**Records for the exercise**
[start]

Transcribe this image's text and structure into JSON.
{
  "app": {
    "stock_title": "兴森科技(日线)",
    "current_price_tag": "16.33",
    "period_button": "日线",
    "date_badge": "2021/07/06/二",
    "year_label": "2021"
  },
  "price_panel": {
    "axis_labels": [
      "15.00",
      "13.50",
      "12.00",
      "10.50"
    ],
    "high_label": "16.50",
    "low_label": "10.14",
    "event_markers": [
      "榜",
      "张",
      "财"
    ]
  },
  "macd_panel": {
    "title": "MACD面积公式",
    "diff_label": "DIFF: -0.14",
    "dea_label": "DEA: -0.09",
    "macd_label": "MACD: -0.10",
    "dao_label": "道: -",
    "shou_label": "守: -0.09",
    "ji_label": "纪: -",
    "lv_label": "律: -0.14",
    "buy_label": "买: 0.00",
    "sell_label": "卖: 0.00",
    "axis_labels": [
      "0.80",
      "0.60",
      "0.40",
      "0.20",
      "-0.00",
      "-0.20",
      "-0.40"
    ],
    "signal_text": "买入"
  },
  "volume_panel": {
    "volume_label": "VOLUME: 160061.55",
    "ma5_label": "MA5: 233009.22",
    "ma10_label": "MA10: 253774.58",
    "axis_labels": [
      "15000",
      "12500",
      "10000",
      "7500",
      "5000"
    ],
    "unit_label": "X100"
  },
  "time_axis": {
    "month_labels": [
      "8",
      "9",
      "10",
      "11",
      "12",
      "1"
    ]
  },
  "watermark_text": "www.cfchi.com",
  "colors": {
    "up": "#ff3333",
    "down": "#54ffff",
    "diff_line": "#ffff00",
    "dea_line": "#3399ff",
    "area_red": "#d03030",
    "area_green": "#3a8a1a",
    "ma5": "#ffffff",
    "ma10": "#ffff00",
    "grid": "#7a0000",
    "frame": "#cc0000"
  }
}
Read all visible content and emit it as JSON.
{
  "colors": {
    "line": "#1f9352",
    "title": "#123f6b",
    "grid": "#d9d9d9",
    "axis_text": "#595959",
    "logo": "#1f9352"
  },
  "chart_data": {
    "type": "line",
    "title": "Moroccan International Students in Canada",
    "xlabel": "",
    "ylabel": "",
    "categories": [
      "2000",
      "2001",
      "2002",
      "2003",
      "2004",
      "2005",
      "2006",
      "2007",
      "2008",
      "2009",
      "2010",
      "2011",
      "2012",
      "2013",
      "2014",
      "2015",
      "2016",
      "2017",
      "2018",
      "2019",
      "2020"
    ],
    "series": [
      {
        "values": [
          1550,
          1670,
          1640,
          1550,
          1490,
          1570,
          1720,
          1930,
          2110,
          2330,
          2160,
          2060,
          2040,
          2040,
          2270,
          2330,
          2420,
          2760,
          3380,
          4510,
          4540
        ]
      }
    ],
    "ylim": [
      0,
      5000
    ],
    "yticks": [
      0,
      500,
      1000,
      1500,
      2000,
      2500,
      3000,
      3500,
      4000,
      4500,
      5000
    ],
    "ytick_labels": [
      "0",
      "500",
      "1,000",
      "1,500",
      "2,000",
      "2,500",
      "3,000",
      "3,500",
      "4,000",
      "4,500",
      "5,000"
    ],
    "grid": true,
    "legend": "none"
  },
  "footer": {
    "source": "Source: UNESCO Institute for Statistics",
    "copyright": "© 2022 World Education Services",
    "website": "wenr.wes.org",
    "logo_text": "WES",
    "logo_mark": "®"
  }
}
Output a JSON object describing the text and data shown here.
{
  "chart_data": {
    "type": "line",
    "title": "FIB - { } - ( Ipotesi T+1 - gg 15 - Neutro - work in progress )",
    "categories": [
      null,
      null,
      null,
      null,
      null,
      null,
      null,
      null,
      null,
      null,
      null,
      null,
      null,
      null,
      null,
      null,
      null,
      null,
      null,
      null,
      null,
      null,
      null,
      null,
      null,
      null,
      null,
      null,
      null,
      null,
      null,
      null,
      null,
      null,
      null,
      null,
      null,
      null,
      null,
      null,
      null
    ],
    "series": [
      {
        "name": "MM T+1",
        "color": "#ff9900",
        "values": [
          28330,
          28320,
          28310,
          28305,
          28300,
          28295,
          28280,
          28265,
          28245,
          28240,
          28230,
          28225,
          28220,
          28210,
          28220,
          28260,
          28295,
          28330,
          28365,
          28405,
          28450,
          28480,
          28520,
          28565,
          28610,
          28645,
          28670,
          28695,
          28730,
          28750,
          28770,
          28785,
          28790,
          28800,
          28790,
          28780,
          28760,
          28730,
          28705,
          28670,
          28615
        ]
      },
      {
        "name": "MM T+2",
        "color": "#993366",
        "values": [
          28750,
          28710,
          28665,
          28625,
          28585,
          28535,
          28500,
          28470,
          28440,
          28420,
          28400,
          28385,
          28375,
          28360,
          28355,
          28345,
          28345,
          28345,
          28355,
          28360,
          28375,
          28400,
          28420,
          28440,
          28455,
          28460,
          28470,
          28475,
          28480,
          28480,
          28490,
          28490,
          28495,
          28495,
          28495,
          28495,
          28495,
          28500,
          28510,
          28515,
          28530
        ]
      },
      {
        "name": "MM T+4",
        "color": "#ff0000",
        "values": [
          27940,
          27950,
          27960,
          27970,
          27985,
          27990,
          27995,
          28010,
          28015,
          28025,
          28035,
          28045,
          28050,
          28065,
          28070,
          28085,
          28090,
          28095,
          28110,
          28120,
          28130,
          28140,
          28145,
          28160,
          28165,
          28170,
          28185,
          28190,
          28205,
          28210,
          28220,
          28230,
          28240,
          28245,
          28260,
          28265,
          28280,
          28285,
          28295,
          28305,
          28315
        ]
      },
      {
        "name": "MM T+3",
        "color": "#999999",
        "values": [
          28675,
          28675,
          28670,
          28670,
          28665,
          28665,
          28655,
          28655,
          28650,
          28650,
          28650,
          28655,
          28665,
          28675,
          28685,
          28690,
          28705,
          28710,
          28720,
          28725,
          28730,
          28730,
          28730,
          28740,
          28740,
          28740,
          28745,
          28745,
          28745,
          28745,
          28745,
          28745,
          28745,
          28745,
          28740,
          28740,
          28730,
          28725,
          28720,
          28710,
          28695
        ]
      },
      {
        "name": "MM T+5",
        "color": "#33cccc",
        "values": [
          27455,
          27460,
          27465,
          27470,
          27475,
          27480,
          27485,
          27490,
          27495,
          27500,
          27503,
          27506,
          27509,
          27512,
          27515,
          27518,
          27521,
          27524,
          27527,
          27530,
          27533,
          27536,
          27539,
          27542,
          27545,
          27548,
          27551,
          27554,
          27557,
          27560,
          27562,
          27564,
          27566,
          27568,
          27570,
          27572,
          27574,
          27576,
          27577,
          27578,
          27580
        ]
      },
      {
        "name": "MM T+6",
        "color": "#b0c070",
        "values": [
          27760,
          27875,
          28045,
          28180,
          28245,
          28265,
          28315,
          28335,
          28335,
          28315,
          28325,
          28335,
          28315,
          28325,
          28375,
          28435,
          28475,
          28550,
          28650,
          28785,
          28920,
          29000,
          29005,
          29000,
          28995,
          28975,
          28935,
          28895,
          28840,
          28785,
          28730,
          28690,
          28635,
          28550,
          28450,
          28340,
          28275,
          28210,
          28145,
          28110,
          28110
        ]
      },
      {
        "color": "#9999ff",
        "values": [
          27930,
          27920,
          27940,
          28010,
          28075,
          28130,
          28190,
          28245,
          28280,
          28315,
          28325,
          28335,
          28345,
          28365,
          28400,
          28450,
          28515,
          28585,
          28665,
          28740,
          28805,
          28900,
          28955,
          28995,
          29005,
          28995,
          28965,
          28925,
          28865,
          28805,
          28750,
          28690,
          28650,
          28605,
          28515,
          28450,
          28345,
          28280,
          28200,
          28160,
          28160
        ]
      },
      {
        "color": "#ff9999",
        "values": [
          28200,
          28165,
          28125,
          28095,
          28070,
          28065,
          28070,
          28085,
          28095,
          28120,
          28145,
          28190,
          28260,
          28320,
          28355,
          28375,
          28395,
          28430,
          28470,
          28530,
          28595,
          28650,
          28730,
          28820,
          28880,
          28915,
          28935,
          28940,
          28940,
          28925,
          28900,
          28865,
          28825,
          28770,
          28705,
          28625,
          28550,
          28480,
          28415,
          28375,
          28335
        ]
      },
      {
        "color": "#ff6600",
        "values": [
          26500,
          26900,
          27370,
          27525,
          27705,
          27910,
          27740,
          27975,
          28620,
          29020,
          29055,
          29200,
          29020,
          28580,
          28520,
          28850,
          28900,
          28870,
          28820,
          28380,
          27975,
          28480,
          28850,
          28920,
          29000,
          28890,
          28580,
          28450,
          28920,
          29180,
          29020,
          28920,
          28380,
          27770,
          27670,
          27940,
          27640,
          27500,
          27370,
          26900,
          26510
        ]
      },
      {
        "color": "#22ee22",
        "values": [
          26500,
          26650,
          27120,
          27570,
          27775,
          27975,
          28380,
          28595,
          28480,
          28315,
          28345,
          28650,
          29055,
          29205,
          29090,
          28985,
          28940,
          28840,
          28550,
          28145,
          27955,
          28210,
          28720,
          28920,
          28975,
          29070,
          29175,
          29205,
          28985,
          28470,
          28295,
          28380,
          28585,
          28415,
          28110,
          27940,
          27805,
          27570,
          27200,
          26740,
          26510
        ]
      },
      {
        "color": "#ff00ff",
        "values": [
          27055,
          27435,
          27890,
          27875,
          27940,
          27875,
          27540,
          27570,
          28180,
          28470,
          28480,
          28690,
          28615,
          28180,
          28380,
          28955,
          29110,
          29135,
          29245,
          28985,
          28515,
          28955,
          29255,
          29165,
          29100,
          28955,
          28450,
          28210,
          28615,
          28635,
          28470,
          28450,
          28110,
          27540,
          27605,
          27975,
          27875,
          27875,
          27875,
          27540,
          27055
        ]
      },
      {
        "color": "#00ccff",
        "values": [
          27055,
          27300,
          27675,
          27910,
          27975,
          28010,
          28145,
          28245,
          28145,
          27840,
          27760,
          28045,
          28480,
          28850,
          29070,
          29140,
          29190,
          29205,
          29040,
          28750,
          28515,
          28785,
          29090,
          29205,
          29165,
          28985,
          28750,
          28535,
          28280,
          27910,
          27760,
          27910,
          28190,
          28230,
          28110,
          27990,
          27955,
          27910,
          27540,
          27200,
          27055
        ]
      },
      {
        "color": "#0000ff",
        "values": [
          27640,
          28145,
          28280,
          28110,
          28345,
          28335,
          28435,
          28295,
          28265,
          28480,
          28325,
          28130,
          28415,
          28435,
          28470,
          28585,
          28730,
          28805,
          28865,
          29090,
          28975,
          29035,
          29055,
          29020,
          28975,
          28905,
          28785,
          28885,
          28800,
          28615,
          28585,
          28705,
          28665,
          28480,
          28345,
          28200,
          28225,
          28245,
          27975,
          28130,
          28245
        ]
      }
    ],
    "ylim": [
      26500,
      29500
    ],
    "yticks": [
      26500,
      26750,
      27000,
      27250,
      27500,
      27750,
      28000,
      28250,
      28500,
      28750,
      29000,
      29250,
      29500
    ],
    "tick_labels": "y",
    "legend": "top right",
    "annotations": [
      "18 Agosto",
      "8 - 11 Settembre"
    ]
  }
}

[end]

**Task brief**
Which lines hold the word "JSON"? Return all of them from the records above.

**Output below**
Transcribe this image's text and structure into JSON.
Read all visible content and emit it as JSON.
Output a JSON object describing the text and data shown here.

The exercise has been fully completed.